►

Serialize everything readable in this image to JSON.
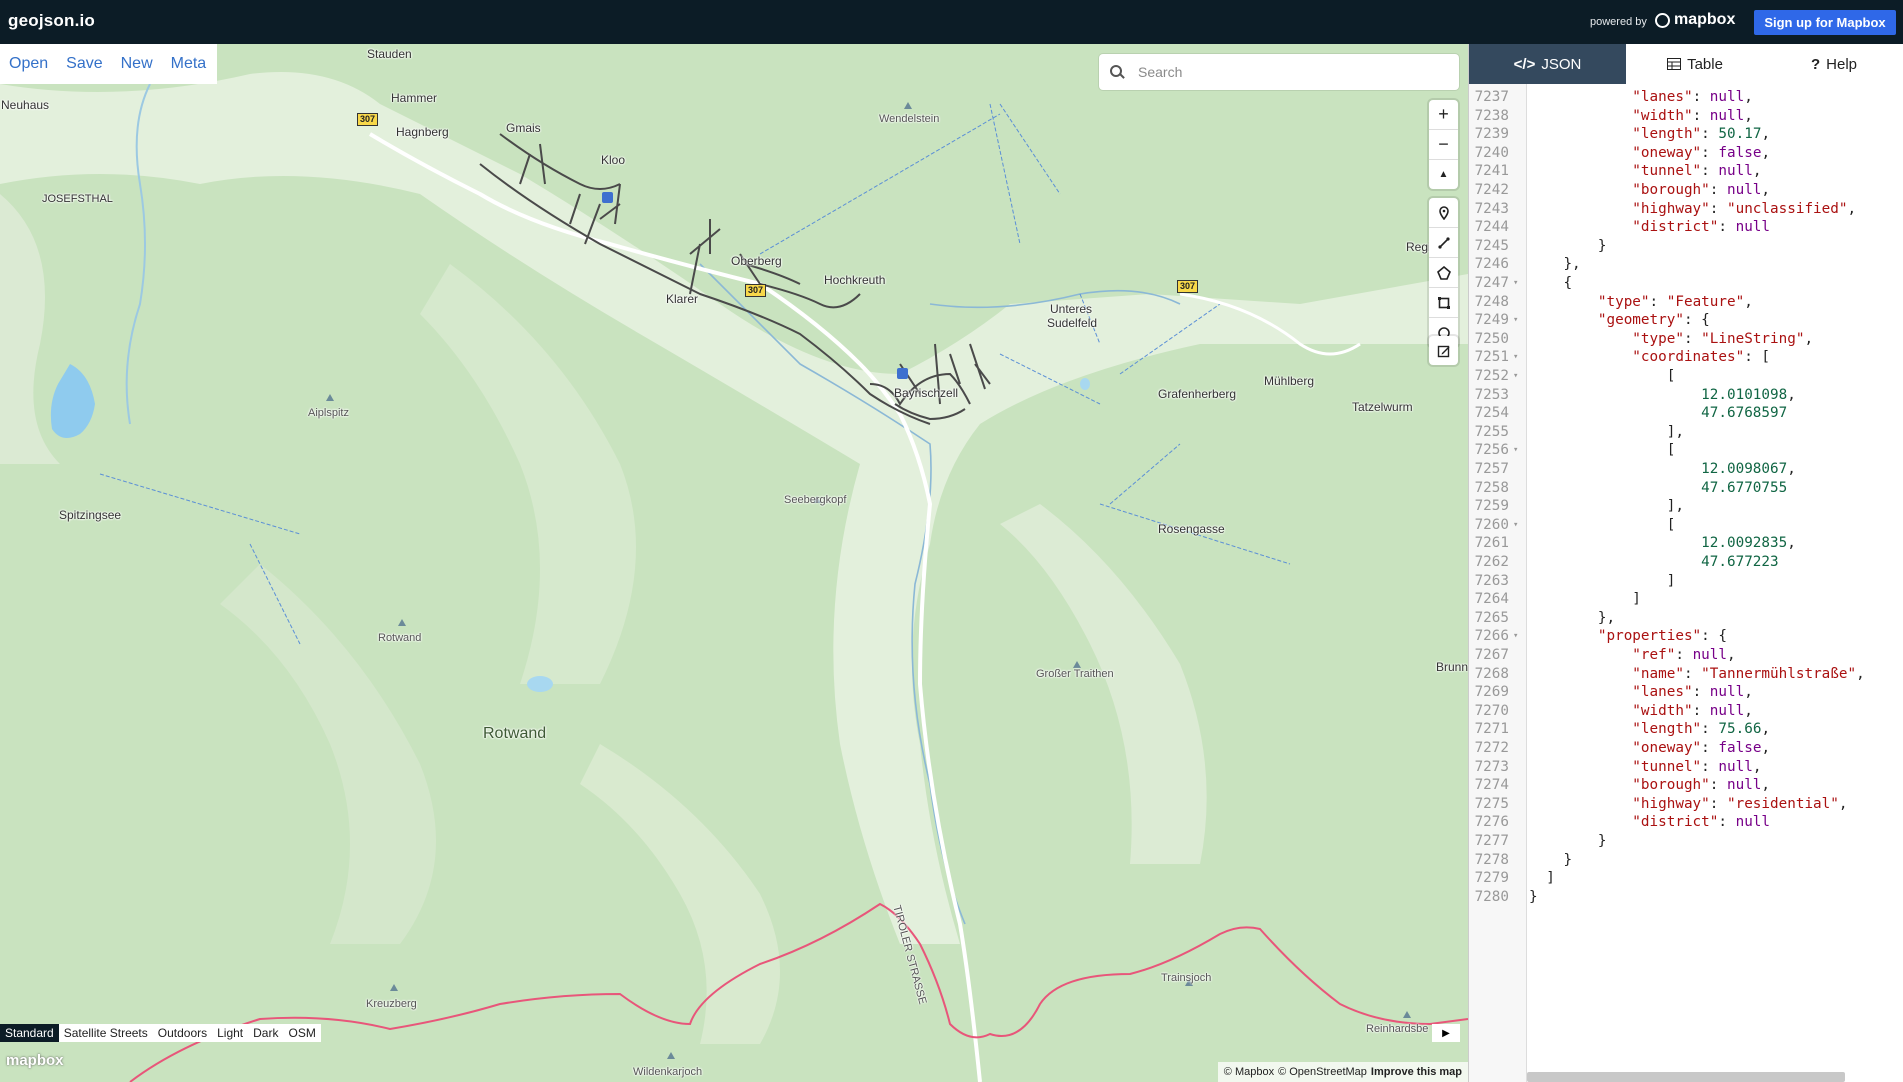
{
  "app": {
    "title": "geojson.io"
  },
  "header": {
    "powered_by": "powered by",
    "mapbox_logo": "mapbox",
    "signup_label": "Sign up for Mapbox"
  },
  "file_menu": {
    "open": "Open",
    "save": "Save",
    "new": "New",
    "meta": "Meta"
  },
  "search": {
    "placeholder": "Search"
  },
  "map_controls": {
    "zoom_in": "+",
    "zoom_out": "−",
    "compass": "▲",
    "draw_tools": [
      "marker-icon",
      "line-icon",
      "polygon-icon",
      "rectangle-icon",
      "circle-icon"
    ],
    "edit": "edit-icon"
  },
  "map_labels": [
    {
      "id": "stauden",
      "text": "Stauden"
    },
    {
      "id": "neuhaus",
      "text": "Neuhaus"
    },
    {
      "id": "hammer",
      "text": "Hammer"
    },
    {
      "id": "hagnberg",
      "text": "Hagnberg"
    },
    {
      "id": "gmais",
      "text": "Gmais"
    },
    {
      "id": "kloo",
      "text": "Kloo"
    },
    {
      "id": "josefsthal",
      "text": "JOSEFSTHAL"
    },
    {
      "id": "wendelstein",
      "text": "Wendelstein"
    },
    {
      "id": "oberberg",
      "text": "Oberberg"
    },
    {
      "id": "hochkreuth",
      "text": "Hochkreuth"
    },
    {
      "id": "klarer",
      "text": "Klarer"
    },
    {
      "id": "regi",
      "text": "Regi"
    },
    {
      "id": "unteres",
      "text": "Unteres"
    },
    {
      "id": "sudelfeld",
      "text": "Sudelfeld"
    },
    {
      "id": "bayrischzell",
      "text": "Bayrischzell"
    },
    {
      "id": "grafenherberg",
      "text": "Grafenherberg"
    },
    {
      "id": "muehlberg",
      "text": "Mühlberg"
    },
    {
      "id": "tatzelwurm",
      "text": "Tatzelwurm"
    },
    {
      "id": "aiplspitz",
      "text": "Aiplspitz"
    },
    {
      "id": "spitzingsee",
      "text": "Spitzingsee"
    },
    {
      "id": "seebergkopf",
      "text": "Seebergkopf"
    },
    {
      "id": "rosengasse",
      "text": "Rosengasse"
    },
    {
      "id": "rotwand_peak",
      "text": "Rotwand"
    },
    {
      "id": "grosser_traithen",
      "text": "Großer Traithen"
    },
    {
      "id": "brunn",
      "text": "Brunn"
    },
    {
      "id": "rotwand_area",
      "text": "Rotwand"
    },
    {
      "id": "tiroler",
      "text": "TIROLER STRASSE"
    },
    {
      "id": "kreuzberg",
      "text": "Kreuzberg"
    },
    {
      "id": "trainsjoch",
      "text": "Trainsjoch"
    },
    {
      "id": "reinhardsberg",
      "text": "Reinhardsbe"
    },
    {
      "id": "wildenkarjoch",
      "text": "Wildenkarjoch"
    }
  ],
  "road_shield": "307",
  "map_styles": {
    "items": [
      "Standard",
      "Satellite Streets",
      "Outdoors",
      "Light",
      "Dark",
      "OSM"
    ],
    "active": "Standard"
  },
  "map_footer": {
    "wordmark": "mapbox",
    "attribution_1": "© Mapbox",
    "attribution_2": "© OpenStreetMap",
    "improve": "Improve this map"
  },
  "panel_tabs": [
    {
      "label": "JSON",
      "icon": "code-icon",
      "active": true
    },
    {
      "label": "Table",
      "icon": "table-icon",
      "active": false
    },
    {
      "label": "Help",
      "icon": "question-icon",
      "active": false
    }
  ],
  "code_lines": [
    {
      "n": "7237",
      "fold": "",
      "indent": 12,
      "key": "lanes",
      "val": "null",
      "vt": "kw",
      "tail": ","
    },
    {
      "n": "7238",
      "fold": "",
      "indent": 12,
      "key": "width",
      "val": "null",
      "vt": "kw",
      "tail": ","
    },
    {
      "n": "7239",
      "fold": "",
      "indent": 12,
      "key": "length",
      "val": "50.17",
      "vt": "n",
      "tail": ","
    },
    {
      "n": "7240",
      "fold": "",
      "indent": 12,
      "key": "oneway",
      "val": "false",
      "vt": "kw",
      "tail": ","
    },
    {
      "n": "7241",
      "fold": "",
      "indent": 12,
      "key": "tunnel",
      "val": "null",
      "vt": "kw",
      "tail": ","
    },
    {
      "n": "7242",
      "fold": "",
      "indent": 12,
      "key": "borough",
      "val": "null",
      "vt": "kw",
      "tail": ","
    },
    {
      "n": "7243",
      "fold": "",
      "indent": 12,
      "key": "highway",
      "val": "\"unclassified\"",
      "vt": "s",
      "tail": ","
    },
    {
      "n": "7244",
      "fold": "",
      "indent": 12,
      "key": "district",
      "val": "null",
      "vt": "kw",
      "tail": ""
    },
    {
      "n": "7245",
      "fold": "",
      "indent": 8,
      "raw": "}"
    },
    {
      "n": "7246",
      "fold": "",
      "indent": 4,
      "raw": "},"
    },
    {
      "n": "7247",
      "fold": "▾",
      "indent": 4,
      "raw": "{"
    },
    {
      "n": "7248",
      "fold": "",
      "indent": 8,
      "key": "type",
      "val": "\"Feature\"",
      "vt": "s",
      "tail": ","
    },
    {
      "n": "7249",
      "fold": "▾",
      "indent": 8,
      "key": "geometry",
      "val": "{",
      "vt": "",
      "tail": ""
    },
    {
      "n": "7250",
      "fold": "",
      "indent": 12,
      "key": "type",
      "val": "\"LineString\"",
      "vt": "s",
      "tail": ","
    },
    {
      "n": "7251",
      "fold": "▾",
      "indent": 12,
      "key": "coordinates",
      "val": "[",
      "vt": "",
      "tail": ""
    },
    {
      "n": "7252",
      "fold": "▾",
      "indent": 16,
      "raw": "["
    },
    {
      "n": "7253",
      "fold": "",
      "indent": 20,
      "num": "12.0101098",
      "tail": ","
    },
    {
      "n": "7254",
      "fold": "",
      "indent": 20,
      "num": "47.6768597",
      "tail": ""
    },
    {
      "n": "7255",
      "fold": "",
      "indent": 16,
      "raw": "],"
    },
    {
      "n": "7256",
      "fold": "▾",
      "indent": 16,
      "raw": "["
    },
    {
      "n": "7257",
      "fold": "",
      "indent": 20,
      "num": "12.0098067",
      "tail": ","
    },
    {
      "n": "7258",
      "fold": "",
      "indent": 20,
      "num": "47.6770755",
      "tail": ""
    },
    {
      "n": "7259",
      "fold": "",
      "indent": 16,
      "raw": "],"
    },
    {
      "n": "7260",
      "fold": "▾",
      "indent": 16,
      "raw": "["
    },
    {
      "n": "7261",
      "fold": "",
      "indent": 20,
      "num": "12.0092835",
      "tail": ","
    },
    {
      "n": "7262",
      "fold": "",
      "indent": 20,
      "num": "47.677223",
      "tail": ""
    },
    {
      "n": "7263",
      "fold": "",
      "indent": 16,
      "raw": "]"
    },
    {
      "n": "7264",
      "fold": "",
      "indent": 12,
      "raw": "]"
    },
    {
      "n": "7265",
      "fold": "",
      "indent": 8,
      "raw": "},"
    },
    {
      "n": "7266",
      "fold": "▾",
      "indent": 8,
      "key": "properties",
      "val": "{",
      "vt": "",
      "tail": ""
    },
    {
      "n": "7267",
      "fold": "",
      "indent": 12,
      "key": "ref",
      "val": "null",
      "vt": "kw",
      "tail": ","
    },
    {
      "n": "7268",
      "fold": "",
      "indent": 12,
      "key": "name",
      "val": "\"Tannermühlstraße\"",
      "vt": "s",
      "tail": ","
    },
    {
      "n": "7269",
      "fold": "",
      "indent": 12,
      "key": "lanes",
      "val": "null",
      "vt": "kw",
      "tail": ","
    },
    {
      "n": "7270",
      "fold": "",
      "indent": 12,
      "key": "width",
      "val": "null",
      "vt": "kw",
      "tail": ","
    },
    {
      "n": "7271",
      "fold": "",
      "indent": 12,
      "key": "length",
      "val": "75.66",
      "vt": "n",
      "tail": ","
    },
    {
      "n": "7272",
      "fold": "",
      "indent": 12,
      "key": "oneway",
      "val": "false",
      "vt": "kw",
      "tail": ","
    },
    {
      "n": "7273",
      "fold": "",
      "indent": 12,
      "key": "tunnel",
      "val": "null",
      "vt": "kw",
      "tail": ","
    },
    {
      "n": "7274",
      "fold": "",
      "indent": 12,
      "key": "borough",
      "val": "null",
      "vt": "kw",
      "tail": ","
    },
    {
      "n": "7275",
      "fold": "",
      "indent": 12,
      "key": "highway",
      "val": "\"residential\"",
      "vt": "s",
      "tail": ","
    },
    {
      "n": "7276",
      "fold": "",
      "indent": 12,
      "key": "district",
      "val": "null",
      "vt": "kw",
      "tail": ""
    },
    {
      "n": "7277",
      "fold": "",
      "indent": 8,
      "raw": "}"
    },
    {
      "n": "7278",
      "fold": "",
      "indent": 4,
      "raw": "}"
    },
    {
      "n": "7279",
      "fold": "",
      "indent": 2,
      "raw": "]"
    },
    {
      "n": "7280",
      "fold": "",
      "indent": 0,
      "raw": "}"
    }
  ],
  "colors": {
    "topbar": "#0c1c26",
    "signup": "#2f68e8",
    "tab_active": "#34495e",
    "link": "#3471c9",
    "map_forest": "#c9e3bf",
    "border_line": "#e8567a",
    "feature_line": "#444444"
  }
}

◄

# THE PROBLEM
List every line from the entries above in which "icon" appears.

# THE SOLUTION
      "marker-icon",
      "line-icon",
      "polygon-icon",
      "rectangle-icon",
      "circle-icon"
    "edit": "edit-icon"
      "icon": "code-icon",
      "icon": "table-icon",
      "icon": "question-icon",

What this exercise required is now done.